Records that describe figures:
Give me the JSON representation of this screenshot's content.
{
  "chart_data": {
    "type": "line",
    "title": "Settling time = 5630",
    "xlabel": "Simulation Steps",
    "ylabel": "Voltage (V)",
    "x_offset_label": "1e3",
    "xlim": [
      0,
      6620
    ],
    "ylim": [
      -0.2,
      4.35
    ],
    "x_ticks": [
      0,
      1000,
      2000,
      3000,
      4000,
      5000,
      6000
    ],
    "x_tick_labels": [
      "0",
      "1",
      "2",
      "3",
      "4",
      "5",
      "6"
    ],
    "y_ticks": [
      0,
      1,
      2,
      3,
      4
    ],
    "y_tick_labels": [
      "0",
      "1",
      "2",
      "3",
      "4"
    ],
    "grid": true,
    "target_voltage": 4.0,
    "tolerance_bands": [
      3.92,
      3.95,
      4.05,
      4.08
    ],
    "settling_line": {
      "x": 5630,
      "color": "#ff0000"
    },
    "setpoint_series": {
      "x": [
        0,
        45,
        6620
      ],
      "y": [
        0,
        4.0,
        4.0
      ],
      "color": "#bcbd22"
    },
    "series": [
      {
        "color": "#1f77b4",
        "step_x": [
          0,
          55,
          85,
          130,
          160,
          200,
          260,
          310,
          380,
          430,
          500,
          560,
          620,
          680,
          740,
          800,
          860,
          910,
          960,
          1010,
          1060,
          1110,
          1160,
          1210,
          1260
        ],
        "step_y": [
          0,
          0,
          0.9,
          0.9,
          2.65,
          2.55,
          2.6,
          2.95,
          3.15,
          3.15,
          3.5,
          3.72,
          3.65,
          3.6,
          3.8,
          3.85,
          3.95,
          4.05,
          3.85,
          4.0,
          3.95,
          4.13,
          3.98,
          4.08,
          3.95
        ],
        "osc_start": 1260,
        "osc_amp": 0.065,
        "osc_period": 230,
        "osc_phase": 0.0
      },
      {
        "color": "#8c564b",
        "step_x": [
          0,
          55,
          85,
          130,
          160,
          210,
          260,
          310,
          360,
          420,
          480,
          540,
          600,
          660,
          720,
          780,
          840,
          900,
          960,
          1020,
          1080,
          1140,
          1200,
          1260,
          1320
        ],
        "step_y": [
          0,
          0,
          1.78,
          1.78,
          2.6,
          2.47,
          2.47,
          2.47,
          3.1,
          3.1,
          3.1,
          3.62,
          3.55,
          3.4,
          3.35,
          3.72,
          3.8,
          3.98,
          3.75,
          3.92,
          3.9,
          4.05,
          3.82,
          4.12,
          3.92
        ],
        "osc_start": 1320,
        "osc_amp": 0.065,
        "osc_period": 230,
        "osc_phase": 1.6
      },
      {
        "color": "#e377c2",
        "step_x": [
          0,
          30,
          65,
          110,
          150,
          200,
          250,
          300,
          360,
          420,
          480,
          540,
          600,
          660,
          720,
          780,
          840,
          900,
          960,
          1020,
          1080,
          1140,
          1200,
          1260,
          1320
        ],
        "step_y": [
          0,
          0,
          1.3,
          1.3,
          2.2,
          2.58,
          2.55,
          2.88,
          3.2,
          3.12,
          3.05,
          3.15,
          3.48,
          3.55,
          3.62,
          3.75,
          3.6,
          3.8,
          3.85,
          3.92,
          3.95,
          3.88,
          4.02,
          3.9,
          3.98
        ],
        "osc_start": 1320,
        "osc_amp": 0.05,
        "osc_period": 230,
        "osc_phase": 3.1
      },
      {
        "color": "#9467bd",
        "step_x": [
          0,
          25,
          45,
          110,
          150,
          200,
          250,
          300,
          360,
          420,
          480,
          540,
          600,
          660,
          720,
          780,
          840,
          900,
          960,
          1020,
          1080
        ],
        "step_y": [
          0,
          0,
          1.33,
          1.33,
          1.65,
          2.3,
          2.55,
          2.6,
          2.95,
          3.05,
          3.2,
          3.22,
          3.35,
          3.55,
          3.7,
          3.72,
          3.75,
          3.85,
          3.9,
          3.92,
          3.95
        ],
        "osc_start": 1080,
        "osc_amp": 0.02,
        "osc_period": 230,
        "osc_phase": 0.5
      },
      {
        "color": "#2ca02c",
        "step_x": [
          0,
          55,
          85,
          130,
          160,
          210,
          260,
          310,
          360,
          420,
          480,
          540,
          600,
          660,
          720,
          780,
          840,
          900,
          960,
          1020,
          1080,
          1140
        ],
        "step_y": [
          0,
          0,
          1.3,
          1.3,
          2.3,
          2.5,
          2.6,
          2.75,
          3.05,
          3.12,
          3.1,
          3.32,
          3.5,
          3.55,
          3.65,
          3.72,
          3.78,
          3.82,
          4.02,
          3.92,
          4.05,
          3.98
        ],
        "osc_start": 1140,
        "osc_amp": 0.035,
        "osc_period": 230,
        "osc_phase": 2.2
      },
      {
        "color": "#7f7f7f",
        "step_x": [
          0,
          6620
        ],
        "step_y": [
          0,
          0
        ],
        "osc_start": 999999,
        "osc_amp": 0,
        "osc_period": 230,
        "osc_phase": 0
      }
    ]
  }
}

Work to be completed: Please restate the records in full, word for word.

Exercise output:
Give me the JSON representation of this screenshot's content.
{
  "chart_data": {
    "type": "line",
    "title": "Settling time = 5630",
    "xlabel": "Simulation Steps",
    "ylabel": "Voltage (V)",
    "x_offset_label": "1e3",
    "xlim": [
      0,
      6620
    ],
    "ylim": [
      -0.2,
      4.35
    ],
    "x_ticks": [
      0,
      1000,
      2000,
      3000,
      4000,
      5000,
      6000
    ],
    "x_tick_labels": [
      "0",
      "1",
      "2",
      "3",
      "4",
      "5",
      "6"
    ],
    "y_ticks": [
      0,
      1,
      2,
      3,
      4
    ],
    "y_tick_labels": [
      "0",
      "1",
      "2",
      "3",
      "4"
    ],
    "grid": true,
    "target_voltage": 4.0,
    "tolerance_bands": [
      3.92,
      3.95,
      4.05,
      4.08
    ],
    "settling_line": {
      "x": 5630,
      "color": "#ff0000"
    },
    "setpoint_series": {
      "x": [
        0,
        45,
        6620
      ],
      "y": [
        0,
        4.0,
        4.0
      ],
      "color": "#bcbd22"
    },
    "series": [
      {
        "color": "#1f77b4",
        "step_x": [
          0,
          55,
          85,
          130,
          160,
          200,
          260,
          310,
          380,
          430,
          500,
          560,
          620,
          680,
          740,
          800,
          860,
          910,
          960,
          1010,
          1060,
          1110,
          1160,
          1210,
          1260
        ],
        "step_y": [
          0,
          0,
          0.9,
          0.9,
          2.65,
          2.55,
          2.6,
          2.95,
          3.15,
          3.15,
          3.5,
          3.72,
          3.65,
          3.6,
          3.8,
          3.85,
          3.95,
          4.05,
          3.85,
          4.0,
          3.95,
          4.13,
          3.98,
          4.08,
          3.95
        ],
        "osc_start": 1260,
        "osc_amp": 0.065,
        "osc_period": 230,
        "osc_phase": 0.0
      },
      {
        "color": "#8c564b",
        "step_x": [
          0,
          55,
          85,
          130,
          160,
          210,
          260,
          310,
          360,
          420,
          480,
          540,
          600,
          660,
          720,
          780,
          840,
          900,
          960,
          1020,
          1080,
          1140,
          1200,
          1260,
          1320
        ],
        "step_y": [
          0,
          0,
          1.78,
          1.78,
          2.6,
          2.47,
          2.47,
          2.47,
          3.1,
          3.1,
          3.1,
          3.62,
          3.55,
          3.4,
          3.35,
          3.72,
          3.8,
          3.98,
          3.75,
          3.92,
          3.9,
          4.05,
          3.82,
          4.12,
          3.92
        ],
        "osc_start": 1320,
        "osc_amp": 0.065,
        "osc_period": 230,
        "osc_phase": 1.6
      },
      {
        "color": "#e377c2",
        "step_x": [
          0,
          30,
          65,
          110,
          150,
          200,
          250,
          300,
          360,
          420,
          480,
          540,
          600,
          660,
          720,
          780,
          840,
          900,
          960,
          1020,
          1080,
          1140,
          1200,
          1260,
          1320
        ],
        "step_y": [
          0,
          0,
          1.3,
          1.3,
          2.2,
          2.58,
          2.55,
          2.88,
          3.2,
          3.12,
          3.05,
          3.15,
          3.48,
          3.55,
          3.62,
          3.75,
          3.6,
          3.8,
          3.85,
          3.92,
          3.95,
          3.88,
          4.02,
          3.9,
          3.98
        ],
        "osc_start": 1320,
        "osc_amp": 0.05,
        "osc_period": 230,
        "osc_phase": 3.1
      },
      {
        "color": "#9467bd",
        "step_x": [
          0,
          25,
          45,
          110,
          150,
          200,
          250,
          300,
          360,
          420,
          480,
          540,
          600,
          660,
          720,
          780,
          840,
          900,
          960,
          1020,
          1080
        ],
        "step_y": [
          0,
          0,
          1.33,
          1.33,
          1.65,
          2.3,
          2.55,
          2.6,
          2.95,
          3.05,
          3.2,
          3.22,
          3.35,
          3.55,
          3.7,
          3.72,
          3.75,
          3.85,
          3.9,
          3.92,
          3.95
        ],
        "osc_start": 1080,
        "osc_amp": 0.02,
        "osc_period": 230,
        "osc_phase": 0.5
      },
      {
        "color": "#2ca02c",
        "step_x": [
          0,
          55,
          85,
          130,
          160,
          210,
          260,
          310,
          360,
          420,
          480,
          540,
          600,
          660,
          720,
          780,
          840,
          900,
          960,
          1020,
          1080,
          1140
        ],
        "step_y": [
          0,
          0,
          1.3,
          1.3,
          2.3,
          2.5,
          2.6,
          2.75,
          3.05,
          3.12,
          3.1,
          3.32,
          3.5,
          3.55,
          3.65,
          3.72,
          3.78,
          3.82,
          4.02,
          3.92,
          4.05,
          3.98
        ],
        "osc_start": 1140,
        "osc_amp": 0.035,
        "osc_period": 230,
        "osc_phase": 2.2
      },
      {
        "color": "#7f7f7f",
        "step_x": [
          0,
          6620
        ],
        "step_y": [
          0,
          0
        ],
        "osc_start": 999999,
        "osc_amp": 0,
        "osc_period": 230,
        "osc_phase": 0
      }
    ]
  }
}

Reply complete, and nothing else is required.